[Entries from a dataset]
- - - - -

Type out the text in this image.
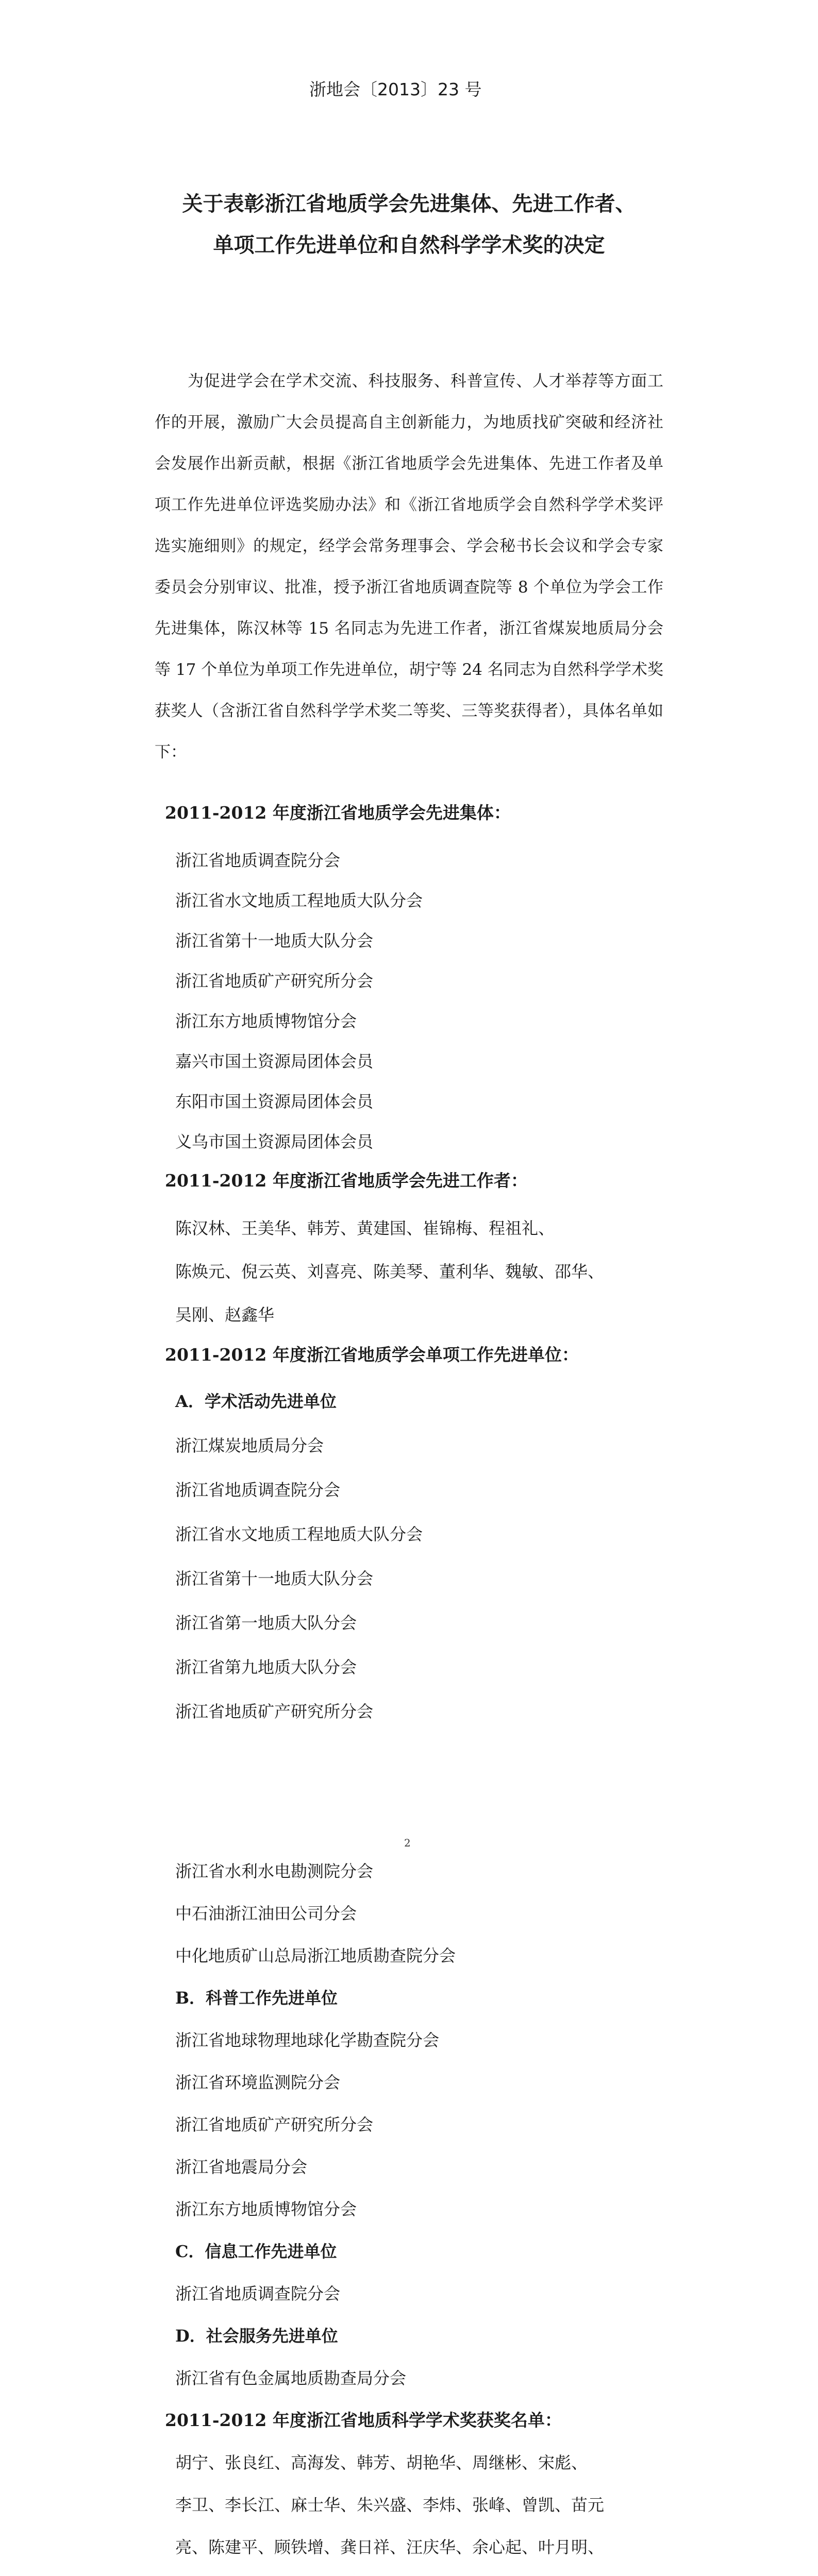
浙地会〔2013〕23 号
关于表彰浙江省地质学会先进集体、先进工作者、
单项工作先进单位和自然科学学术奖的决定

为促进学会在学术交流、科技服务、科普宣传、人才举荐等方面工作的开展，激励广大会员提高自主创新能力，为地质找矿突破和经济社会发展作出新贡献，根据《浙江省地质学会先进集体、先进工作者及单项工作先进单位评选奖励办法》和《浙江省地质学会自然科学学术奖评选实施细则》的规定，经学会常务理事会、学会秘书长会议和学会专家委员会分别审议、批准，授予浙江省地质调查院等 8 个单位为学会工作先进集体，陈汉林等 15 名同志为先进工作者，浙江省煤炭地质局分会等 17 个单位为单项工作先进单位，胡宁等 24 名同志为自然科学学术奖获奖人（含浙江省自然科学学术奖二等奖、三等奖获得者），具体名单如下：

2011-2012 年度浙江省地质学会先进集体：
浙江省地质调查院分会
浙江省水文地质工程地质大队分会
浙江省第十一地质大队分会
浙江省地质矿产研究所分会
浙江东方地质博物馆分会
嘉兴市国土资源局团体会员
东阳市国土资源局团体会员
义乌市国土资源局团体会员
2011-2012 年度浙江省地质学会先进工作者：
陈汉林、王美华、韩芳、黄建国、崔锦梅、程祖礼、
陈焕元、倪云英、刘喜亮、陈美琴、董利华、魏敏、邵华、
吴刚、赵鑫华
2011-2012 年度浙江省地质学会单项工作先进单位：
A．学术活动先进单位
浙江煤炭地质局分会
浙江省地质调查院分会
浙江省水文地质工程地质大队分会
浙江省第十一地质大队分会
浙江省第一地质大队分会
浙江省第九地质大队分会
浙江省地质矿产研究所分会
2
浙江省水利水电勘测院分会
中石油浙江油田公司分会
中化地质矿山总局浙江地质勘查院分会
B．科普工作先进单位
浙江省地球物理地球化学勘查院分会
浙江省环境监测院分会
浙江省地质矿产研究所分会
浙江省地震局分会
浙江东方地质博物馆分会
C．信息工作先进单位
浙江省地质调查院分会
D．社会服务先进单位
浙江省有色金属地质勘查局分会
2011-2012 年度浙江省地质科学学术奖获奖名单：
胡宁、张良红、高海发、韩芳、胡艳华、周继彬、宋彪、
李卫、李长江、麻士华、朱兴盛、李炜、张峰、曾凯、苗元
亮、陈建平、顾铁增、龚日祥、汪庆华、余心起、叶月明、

- - - - -

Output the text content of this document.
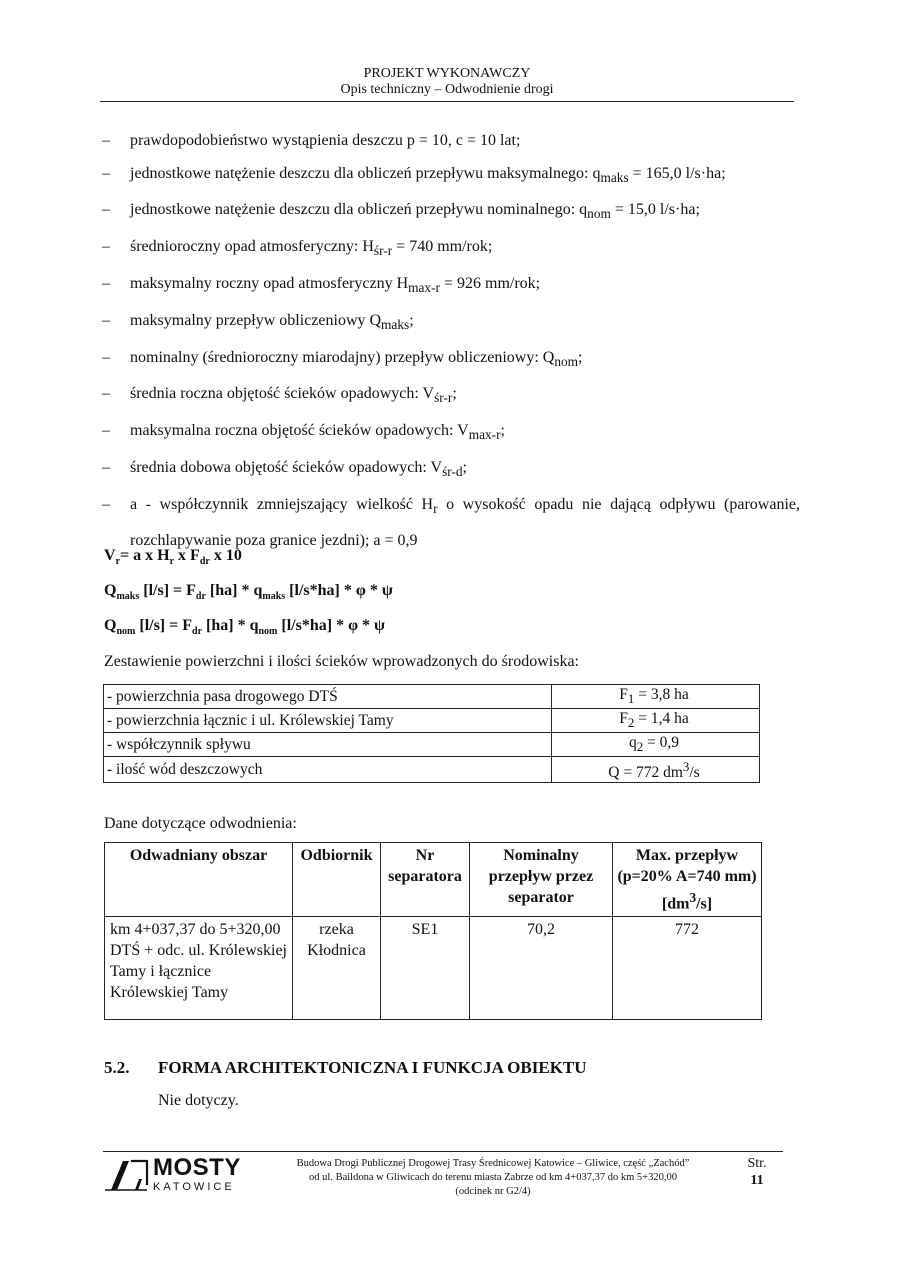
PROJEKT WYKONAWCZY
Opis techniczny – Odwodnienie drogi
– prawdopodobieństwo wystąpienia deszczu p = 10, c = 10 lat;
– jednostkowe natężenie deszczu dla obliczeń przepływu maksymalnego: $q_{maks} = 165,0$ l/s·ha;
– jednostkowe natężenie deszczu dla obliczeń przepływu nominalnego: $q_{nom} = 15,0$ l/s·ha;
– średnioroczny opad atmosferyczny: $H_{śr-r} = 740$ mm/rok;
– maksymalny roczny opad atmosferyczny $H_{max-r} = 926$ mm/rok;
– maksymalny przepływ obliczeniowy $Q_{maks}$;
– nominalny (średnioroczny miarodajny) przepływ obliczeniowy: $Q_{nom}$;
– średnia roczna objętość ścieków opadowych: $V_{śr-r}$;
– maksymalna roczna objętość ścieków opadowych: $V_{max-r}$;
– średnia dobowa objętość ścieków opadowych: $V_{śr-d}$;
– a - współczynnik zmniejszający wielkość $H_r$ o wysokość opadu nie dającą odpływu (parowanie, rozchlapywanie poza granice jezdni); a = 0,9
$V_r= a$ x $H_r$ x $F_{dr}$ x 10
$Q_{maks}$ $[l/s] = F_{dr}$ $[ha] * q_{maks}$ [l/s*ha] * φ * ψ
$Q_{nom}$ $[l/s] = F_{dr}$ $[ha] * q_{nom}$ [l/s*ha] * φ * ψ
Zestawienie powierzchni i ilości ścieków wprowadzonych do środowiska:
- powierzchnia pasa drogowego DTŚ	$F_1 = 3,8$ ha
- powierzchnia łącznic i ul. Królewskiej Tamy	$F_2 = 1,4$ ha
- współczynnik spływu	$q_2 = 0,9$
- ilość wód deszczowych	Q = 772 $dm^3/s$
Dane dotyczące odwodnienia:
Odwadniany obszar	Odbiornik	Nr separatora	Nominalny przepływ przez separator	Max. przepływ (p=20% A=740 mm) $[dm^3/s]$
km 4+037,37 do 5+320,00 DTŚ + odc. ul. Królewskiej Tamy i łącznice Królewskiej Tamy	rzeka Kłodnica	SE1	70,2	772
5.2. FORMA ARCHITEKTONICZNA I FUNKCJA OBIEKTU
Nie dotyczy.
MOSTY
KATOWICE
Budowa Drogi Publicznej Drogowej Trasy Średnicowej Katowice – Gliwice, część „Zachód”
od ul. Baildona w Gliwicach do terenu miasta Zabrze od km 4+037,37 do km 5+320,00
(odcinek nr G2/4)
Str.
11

- - - - -

What you should do → Write out every line of the preceding listing that contains "ścieków".

Written answer →
– średnia roczna objętość ścieków opadowych: $V_{śr-r}$;
– maksymalna roczna objętość ścieków opadowych: $V_{max-r}$;
– średnia dobowa objętość ścieków opadowych: $V_{śr-d}$;
Zestawienie powierzchni i ilości ścieków wprowadzonych do środowiska:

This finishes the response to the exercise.